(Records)
━━━

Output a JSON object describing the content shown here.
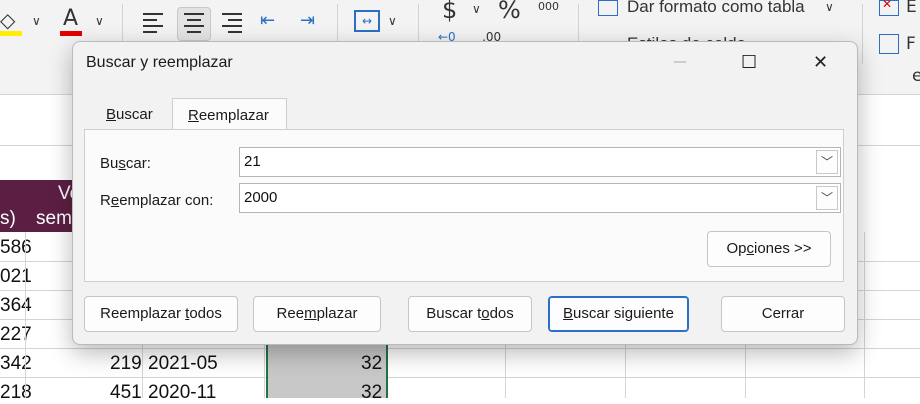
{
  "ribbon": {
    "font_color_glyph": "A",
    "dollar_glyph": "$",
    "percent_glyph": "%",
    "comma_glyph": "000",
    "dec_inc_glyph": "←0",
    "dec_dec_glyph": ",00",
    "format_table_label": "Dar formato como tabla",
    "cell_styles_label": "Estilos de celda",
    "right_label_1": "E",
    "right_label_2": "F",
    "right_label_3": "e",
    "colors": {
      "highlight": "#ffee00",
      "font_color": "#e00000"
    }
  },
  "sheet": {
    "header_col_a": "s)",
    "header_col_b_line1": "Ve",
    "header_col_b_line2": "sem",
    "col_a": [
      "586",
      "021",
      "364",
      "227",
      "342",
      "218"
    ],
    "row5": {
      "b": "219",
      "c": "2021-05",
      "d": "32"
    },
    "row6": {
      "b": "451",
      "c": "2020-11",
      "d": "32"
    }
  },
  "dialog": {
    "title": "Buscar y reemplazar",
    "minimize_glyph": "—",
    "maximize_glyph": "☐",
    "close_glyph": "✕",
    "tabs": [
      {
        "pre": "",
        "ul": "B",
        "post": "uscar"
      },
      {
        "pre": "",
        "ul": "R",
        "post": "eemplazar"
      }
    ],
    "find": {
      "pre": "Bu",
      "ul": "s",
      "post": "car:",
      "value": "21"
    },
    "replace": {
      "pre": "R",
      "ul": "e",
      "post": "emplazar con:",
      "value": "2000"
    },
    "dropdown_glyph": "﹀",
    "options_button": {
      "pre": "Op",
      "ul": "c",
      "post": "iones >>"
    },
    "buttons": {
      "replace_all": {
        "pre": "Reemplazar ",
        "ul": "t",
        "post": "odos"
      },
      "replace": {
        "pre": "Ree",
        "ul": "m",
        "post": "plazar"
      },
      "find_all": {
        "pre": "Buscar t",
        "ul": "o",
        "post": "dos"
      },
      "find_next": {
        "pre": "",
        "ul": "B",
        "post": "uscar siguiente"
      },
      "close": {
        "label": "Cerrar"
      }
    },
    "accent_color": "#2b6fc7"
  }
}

━━━

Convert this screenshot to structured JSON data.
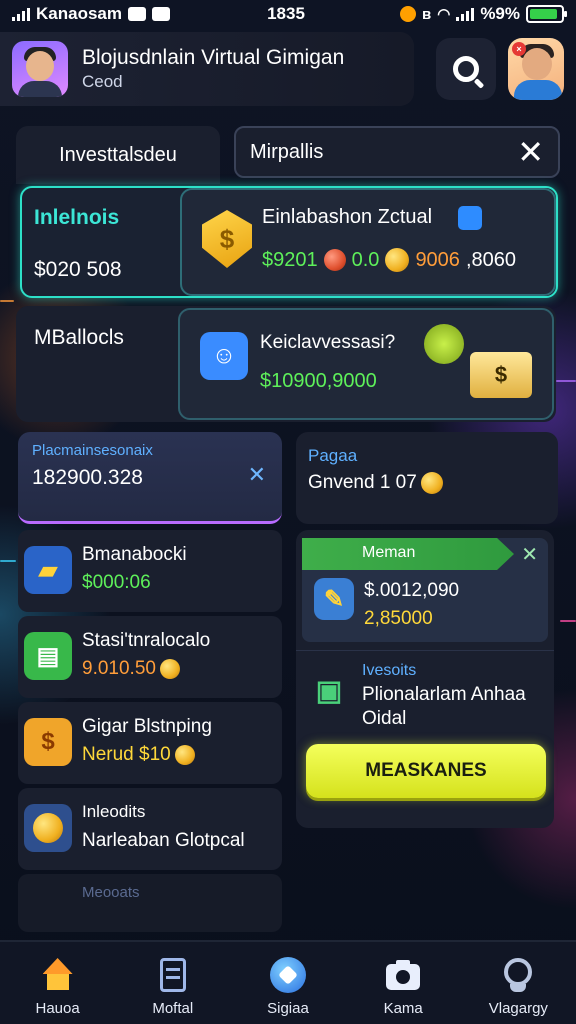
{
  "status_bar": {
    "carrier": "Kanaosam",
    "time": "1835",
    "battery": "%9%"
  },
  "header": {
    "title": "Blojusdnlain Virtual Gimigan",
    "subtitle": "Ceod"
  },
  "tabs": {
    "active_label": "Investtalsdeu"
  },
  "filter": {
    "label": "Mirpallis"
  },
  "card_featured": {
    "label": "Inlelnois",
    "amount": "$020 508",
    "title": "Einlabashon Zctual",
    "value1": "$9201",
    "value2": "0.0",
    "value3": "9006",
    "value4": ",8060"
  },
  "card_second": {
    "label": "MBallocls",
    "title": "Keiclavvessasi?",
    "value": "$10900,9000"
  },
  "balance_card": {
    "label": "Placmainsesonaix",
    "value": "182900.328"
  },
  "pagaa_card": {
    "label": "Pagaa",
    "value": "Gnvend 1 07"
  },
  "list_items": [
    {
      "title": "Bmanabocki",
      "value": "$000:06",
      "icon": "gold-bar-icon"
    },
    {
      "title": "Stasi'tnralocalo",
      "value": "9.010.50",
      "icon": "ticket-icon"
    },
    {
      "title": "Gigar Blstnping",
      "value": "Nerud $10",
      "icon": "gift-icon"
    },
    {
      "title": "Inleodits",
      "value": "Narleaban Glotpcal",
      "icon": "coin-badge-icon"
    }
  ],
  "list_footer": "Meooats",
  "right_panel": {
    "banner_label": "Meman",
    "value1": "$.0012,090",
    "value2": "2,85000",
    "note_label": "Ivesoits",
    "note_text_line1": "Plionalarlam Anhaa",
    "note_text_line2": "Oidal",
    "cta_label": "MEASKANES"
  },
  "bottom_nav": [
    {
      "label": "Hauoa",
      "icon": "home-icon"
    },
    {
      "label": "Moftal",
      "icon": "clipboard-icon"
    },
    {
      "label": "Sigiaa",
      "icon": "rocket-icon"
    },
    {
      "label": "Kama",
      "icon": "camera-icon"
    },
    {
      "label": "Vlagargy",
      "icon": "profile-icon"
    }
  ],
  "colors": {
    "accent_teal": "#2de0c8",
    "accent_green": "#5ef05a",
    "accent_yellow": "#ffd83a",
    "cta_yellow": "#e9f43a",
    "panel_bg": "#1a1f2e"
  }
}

━━━

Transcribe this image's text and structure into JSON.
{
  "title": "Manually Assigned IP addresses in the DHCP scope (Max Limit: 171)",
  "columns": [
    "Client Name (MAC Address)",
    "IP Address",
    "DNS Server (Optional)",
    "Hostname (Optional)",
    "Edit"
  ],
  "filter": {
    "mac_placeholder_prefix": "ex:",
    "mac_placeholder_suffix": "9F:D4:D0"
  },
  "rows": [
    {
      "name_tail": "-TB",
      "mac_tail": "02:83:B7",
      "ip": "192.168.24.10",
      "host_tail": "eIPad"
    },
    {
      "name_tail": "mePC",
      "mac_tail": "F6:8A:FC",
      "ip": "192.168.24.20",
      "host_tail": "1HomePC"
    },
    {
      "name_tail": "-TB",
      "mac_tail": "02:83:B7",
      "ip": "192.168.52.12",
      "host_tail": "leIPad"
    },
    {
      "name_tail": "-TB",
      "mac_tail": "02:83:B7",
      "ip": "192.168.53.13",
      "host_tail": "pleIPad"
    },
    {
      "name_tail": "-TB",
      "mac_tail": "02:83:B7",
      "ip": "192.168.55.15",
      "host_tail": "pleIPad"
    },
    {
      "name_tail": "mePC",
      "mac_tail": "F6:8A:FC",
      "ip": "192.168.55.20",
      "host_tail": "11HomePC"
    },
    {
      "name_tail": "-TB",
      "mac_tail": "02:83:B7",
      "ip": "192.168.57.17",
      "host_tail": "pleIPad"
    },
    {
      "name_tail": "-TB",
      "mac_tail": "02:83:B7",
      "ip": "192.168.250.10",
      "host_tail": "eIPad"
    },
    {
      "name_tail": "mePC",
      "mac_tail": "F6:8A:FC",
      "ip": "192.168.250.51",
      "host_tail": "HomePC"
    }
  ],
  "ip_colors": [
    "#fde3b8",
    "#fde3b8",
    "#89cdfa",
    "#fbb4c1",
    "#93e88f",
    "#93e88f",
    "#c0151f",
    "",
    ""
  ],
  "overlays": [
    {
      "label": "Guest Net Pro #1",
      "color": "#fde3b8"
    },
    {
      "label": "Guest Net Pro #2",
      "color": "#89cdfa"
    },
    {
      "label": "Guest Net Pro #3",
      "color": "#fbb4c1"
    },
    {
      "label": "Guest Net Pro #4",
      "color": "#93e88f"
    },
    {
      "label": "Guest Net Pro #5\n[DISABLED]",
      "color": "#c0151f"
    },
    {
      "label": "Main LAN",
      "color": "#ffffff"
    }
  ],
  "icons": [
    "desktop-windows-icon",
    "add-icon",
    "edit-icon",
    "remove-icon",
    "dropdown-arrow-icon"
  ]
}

━━━

## What to do
Return, from the data, each line that has the word "Guest" in it.

## Complete output
      "label": "Guest Net Pro #1",
      "label": "Guest Net Pro #2",
      "label": "Guest Net Pro #3",
      "label": "Guest Net Pro #4",
      "label": "Guest Net Pro #5\n[DISABLED]",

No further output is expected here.